• [WORK INSTRUCTIONS]:
Return the records that follow, matching each one exactly.

• [DATA LINES]:
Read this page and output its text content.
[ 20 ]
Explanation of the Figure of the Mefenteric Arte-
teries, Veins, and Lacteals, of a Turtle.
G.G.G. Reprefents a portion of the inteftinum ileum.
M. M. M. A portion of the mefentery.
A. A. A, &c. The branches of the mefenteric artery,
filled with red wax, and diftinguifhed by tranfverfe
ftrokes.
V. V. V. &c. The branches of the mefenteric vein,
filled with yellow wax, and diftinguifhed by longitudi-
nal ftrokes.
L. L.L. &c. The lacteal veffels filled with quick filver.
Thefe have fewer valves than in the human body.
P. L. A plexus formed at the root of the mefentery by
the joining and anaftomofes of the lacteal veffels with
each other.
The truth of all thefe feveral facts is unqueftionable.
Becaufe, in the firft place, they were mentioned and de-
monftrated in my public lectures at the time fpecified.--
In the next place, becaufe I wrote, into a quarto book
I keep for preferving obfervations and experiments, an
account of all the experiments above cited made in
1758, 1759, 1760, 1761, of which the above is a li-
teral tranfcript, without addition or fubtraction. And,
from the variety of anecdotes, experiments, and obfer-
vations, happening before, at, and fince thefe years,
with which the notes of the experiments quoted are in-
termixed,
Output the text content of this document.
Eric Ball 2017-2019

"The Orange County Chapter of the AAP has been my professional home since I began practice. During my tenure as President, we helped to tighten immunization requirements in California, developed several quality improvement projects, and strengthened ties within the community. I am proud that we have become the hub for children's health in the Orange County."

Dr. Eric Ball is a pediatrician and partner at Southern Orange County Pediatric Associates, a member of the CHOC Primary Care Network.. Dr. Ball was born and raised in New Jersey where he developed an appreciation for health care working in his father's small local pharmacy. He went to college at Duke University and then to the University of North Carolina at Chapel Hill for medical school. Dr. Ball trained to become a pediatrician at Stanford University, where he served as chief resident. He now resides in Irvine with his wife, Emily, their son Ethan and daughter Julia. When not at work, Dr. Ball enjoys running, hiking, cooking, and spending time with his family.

• [RESULT]:
Read this page and output its text content.
[ 20 ]
Explanation of the Figure of the Mefenteric Arte-
teries, Veins, and Lacteals, of a Turtle.
G.G.G. Reprefents a portion of the inteftinum ileum.
M. M. M. A portion of the mefentery.
A. A. A, &c. The branches of the mefenteric artery,
filled with red wax, and diftinguifhed by tranfverfe
ftrokes.
V. V. V. &c. The branches of the mefenteric vein,
filled with yellow wax, and diftinguifhed by longitudi-
nal ftrokes.
L. L.L. &c. The lacteal veffels filled with quick filver.
Thefe have fewer valves than in the human body.
P. L. A plexus formed at the root of the mefentery by
the joining and anaftomofes of the lacteal veffels with
each other.
The truth of all thefe feveral facts is unqueftionable.
Becaufe, in the firft place, they were mentioned and de-
monftrated in my public lectures at the time fpecified.--
In the next place, becaufe I wrote, into a quarto book
I keep for preferving obfervations and experiments, an
account of all the experiments above cited made in
1758, 1759, 1760, 1761, of which the above is a li-
teral tranfcript, without addition or fubtraction. And,
from the variety of anecdotes, experiments, and obfer-
vations, happening before, at, and fince thefe years,
with which the notes of the experiments quoted are in-
termixed,
Output the text content of this document.
Eric Ball 2017-2019

"The Orange County Chapter of the AAP has been my professional home since I began practice. During my tenure as President, we helped to tighten immunization requirements in California, developed several quality improvement projects, and strengthened ties within the community. I am proud that we have become the hub for children's health in the Orange County."

Dr. Eric Ball is a pediatrician and partner at Southern Orange County Pediatric Associates, a member of the CHOC Primary Care Network.. Dr. Ball was born and raised in New Jersey where he developed an appreciation for health care working in his father's small local pharmacy. He went to college at Duke University and then to the University of North Carolina at Chapel Hill for medical school. Dr. Ball trained to become a pediatrician at Stanford University, where he served as chief resident. He now resides in Irvine with his wife, Emily, their son Ethan and daughter Julia. When not at work, Dr. Ball enjoys running, hiking, cooking, and spending time with his family.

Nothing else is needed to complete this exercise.